# What the exercise asks
Go through the listing and pick out each line with the word "Alive" in it.

# Data records

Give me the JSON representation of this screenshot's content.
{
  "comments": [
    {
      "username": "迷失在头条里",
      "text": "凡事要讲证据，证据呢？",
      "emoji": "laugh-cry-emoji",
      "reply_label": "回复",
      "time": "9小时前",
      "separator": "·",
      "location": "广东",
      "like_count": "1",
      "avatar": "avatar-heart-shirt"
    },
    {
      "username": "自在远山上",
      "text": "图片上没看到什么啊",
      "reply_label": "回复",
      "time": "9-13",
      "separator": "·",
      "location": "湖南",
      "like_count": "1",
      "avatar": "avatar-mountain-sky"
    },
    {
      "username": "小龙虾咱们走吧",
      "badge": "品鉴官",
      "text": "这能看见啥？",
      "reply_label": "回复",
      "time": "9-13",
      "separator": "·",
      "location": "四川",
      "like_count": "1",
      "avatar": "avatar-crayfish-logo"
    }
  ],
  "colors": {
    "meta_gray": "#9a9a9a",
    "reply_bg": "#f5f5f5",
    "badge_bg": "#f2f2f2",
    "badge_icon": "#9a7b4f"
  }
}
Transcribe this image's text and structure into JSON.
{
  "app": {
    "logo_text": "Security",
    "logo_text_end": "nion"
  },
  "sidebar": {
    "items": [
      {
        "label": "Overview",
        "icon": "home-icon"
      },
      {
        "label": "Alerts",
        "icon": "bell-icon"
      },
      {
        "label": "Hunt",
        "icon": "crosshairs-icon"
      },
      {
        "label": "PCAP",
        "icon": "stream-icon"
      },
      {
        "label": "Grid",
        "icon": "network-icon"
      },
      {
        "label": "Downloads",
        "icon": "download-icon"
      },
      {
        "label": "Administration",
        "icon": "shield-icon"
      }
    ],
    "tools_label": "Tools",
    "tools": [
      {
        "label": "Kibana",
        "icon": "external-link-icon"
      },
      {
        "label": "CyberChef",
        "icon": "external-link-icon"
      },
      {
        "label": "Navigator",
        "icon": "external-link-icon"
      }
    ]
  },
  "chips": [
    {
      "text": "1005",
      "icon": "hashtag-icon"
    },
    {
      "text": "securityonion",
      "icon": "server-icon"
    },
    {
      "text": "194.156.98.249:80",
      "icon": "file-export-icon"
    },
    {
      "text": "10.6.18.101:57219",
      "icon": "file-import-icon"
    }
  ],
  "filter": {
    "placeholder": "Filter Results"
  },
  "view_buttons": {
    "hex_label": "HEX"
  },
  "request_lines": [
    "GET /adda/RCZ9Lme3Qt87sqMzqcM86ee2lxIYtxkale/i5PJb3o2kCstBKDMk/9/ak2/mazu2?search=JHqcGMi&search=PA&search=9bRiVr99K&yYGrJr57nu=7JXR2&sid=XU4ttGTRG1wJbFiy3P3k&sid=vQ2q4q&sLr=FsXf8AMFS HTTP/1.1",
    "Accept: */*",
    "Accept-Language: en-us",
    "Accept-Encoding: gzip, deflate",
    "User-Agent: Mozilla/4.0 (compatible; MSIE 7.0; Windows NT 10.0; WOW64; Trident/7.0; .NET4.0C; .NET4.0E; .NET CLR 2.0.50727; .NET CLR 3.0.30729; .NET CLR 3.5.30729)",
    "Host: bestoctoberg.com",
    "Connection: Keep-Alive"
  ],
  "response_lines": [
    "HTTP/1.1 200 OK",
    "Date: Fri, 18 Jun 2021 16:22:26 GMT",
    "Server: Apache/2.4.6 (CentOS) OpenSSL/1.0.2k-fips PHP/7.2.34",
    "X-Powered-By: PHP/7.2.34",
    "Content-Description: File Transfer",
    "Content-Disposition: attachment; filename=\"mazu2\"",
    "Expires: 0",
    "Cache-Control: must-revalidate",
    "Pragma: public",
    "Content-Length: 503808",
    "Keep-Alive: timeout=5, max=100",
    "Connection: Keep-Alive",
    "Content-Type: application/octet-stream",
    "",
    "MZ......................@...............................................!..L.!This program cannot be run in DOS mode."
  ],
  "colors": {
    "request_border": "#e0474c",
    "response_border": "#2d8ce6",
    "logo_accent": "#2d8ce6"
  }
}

# Expected answer
    "Connection: Keep-Alive"
    "Keep-Alive: timeout=5, max=100",
    "Connection: Keep-Alive",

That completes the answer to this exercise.